## GIVEN TASK
Gather up every line from the entries below that uses the word "image".

## DATASET
[BEGIN]

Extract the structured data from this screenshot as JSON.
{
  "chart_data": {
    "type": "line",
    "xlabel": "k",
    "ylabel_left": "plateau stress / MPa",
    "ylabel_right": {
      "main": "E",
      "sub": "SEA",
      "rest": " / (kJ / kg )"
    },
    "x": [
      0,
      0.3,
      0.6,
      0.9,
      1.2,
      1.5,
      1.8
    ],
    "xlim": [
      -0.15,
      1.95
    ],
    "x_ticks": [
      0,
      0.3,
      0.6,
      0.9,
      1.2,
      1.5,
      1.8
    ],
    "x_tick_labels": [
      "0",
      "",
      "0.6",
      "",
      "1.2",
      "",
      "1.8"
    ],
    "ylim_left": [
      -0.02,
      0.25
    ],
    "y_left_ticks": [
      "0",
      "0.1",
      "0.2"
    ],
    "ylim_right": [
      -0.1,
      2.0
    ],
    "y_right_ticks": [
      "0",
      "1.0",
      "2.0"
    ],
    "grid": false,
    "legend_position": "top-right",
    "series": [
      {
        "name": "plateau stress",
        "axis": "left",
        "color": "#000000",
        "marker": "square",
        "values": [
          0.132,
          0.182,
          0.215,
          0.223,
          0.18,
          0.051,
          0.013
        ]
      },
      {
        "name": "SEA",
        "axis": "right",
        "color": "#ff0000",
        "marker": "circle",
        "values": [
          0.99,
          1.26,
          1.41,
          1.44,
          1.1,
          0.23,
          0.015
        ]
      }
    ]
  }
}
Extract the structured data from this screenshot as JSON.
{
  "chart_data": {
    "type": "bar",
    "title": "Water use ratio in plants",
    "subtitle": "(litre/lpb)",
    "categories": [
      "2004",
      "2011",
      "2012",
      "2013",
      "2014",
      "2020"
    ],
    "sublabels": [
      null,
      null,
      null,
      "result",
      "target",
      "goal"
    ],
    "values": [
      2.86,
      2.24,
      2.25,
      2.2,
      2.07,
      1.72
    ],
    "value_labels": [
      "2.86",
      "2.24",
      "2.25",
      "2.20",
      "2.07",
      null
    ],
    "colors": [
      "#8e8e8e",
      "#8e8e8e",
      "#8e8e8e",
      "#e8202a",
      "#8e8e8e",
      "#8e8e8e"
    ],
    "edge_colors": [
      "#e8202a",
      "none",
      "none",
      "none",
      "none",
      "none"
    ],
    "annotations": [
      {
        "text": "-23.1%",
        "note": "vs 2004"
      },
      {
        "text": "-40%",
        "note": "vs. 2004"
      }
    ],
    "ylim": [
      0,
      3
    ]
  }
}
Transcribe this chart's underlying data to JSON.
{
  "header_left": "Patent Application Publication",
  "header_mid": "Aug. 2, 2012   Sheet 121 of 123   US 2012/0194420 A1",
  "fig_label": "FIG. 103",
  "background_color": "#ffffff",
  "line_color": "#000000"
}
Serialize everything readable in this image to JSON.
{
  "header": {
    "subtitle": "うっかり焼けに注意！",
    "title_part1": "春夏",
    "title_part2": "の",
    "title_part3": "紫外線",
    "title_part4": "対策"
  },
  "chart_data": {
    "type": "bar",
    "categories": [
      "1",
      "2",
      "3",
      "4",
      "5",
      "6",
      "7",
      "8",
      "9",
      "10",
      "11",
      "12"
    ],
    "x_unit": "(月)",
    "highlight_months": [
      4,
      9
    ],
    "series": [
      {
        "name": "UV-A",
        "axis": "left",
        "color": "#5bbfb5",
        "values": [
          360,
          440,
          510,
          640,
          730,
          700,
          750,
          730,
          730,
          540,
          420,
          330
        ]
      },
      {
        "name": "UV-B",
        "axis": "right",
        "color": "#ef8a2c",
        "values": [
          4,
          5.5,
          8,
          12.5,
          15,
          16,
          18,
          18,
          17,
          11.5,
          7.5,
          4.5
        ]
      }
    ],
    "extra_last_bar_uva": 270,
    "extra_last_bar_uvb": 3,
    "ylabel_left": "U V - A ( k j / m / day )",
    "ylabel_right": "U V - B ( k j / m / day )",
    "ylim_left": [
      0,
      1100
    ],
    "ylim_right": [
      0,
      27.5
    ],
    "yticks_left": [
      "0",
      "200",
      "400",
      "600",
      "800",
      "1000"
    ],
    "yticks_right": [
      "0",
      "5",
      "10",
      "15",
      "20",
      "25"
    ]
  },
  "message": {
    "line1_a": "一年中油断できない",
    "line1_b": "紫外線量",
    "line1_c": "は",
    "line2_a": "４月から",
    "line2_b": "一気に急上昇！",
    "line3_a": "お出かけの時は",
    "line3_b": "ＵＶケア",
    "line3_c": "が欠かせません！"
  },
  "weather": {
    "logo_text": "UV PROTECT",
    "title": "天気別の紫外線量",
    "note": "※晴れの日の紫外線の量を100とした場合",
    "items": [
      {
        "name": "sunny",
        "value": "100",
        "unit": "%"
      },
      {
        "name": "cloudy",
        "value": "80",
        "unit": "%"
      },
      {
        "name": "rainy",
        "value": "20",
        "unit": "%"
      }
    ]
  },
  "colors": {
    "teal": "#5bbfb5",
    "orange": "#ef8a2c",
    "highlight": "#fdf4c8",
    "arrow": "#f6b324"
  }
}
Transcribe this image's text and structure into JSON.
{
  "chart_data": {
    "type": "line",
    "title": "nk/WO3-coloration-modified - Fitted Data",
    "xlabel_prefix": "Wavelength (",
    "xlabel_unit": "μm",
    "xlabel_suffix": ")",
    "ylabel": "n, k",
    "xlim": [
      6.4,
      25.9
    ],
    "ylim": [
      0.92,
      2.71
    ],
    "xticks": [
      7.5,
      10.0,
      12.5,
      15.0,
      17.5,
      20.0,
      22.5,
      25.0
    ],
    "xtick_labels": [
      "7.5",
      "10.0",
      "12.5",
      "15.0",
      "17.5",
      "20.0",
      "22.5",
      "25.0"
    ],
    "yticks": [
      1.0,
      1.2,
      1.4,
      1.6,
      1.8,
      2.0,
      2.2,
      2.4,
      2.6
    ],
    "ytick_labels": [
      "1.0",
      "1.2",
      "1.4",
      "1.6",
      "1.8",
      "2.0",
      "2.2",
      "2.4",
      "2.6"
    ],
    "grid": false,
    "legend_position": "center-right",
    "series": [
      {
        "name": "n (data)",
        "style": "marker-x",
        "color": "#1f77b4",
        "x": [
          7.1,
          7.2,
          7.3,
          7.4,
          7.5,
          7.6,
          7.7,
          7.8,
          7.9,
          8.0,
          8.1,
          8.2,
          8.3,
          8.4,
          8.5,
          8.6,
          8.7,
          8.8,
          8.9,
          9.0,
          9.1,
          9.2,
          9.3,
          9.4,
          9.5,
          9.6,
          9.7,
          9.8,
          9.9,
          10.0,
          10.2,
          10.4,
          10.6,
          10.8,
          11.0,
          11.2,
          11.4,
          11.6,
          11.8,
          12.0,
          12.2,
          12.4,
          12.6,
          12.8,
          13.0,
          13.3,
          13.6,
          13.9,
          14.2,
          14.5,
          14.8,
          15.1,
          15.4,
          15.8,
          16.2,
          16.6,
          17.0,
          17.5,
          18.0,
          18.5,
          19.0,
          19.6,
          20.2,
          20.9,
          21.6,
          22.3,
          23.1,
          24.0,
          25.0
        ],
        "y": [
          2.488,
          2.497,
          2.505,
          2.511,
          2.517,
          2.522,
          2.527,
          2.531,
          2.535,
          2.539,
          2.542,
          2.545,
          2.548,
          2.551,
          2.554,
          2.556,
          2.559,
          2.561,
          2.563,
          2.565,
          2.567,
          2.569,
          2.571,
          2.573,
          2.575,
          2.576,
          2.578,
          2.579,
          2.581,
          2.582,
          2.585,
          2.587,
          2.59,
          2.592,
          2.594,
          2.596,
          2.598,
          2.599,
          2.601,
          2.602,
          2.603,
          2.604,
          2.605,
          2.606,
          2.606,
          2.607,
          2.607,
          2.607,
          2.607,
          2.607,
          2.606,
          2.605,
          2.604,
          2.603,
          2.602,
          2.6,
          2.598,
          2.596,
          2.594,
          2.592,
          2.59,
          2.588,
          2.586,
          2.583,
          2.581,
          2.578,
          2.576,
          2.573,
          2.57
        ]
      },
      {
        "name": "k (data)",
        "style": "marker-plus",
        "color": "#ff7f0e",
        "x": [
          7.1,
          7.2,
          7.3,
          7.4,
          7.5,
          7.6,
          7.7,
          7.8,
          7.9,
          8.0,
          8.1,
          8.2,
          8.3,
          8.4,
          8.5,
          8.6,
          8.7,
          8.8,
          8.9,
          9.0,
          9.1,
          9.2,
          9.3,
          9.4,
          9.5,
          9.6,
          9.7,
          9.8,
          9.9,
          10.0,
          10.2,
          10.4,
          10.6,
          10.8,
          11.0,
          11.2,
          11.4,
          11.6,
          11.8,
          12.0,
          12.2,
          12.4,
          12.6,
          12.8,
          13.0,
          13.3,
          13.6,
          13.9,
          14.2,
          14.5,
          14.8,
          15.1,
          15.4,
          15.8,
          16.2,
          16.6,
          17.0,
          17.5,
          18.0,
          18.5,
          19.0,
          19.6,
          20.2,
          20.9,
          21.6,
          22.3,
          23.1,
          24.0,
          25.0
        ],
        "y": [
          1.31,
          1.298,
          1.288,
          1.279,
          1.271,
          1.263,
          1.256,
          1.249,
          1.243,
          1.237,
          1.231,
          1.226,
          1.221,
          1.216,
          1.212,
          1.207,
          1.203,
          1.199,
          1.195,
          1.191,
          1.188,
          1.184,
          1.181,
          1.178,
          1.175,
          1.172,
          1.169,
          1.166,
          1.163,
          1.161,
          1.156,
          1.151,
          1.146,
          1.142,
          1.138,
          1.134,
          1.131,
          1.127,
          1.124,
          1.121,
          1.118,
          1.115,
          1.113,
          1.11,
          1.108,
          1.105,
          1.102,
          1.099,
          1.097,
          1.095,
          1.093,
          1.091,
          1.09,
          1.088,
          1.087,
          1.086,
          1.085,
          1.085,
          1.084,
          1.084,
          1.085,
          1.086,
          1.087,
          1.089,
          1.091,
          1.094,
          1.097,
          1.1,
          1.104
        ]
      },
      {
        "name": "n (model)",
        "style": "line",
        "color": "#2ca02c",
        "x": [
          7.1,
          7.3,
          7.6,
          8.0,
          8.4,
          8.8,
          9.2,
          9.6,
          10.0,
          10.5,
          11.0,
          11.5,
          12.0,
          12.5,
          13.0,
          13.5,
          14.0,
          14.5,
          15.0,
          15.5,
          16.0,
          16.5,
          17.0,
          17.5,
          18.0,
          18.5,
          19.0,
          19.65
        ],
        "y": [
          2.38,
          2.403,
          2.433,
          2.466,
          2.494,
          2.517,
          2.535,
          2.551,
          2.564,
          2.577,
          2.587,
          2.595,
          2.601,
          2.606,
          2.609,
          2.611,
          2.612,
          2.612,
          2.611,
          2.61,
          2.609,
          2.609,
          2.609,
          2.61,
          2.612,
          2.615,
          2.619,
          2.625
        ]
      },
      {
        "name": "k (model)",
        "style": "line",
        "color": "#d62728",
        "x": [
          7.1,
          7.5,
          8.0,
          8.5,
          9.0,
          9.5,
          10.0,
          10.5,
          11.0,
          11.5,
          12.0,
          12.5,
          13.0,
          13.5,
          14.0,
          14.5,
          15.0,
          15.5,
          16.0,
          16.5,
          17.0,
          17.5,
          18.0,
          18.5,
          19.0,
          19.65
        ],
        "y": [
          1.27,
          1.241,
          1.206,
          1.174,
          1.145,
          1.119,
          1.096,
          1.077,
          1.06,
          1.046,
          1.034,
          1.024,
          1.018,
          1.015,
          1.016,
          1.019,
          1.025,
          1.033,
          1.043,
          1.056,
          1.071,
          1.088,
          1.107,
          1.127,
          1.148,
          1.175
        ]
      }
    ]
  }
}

[END]

## SOLUTION BELOW
Serialize everything readable in this image to JSON.
Transcribe this image's text and structure into JSON.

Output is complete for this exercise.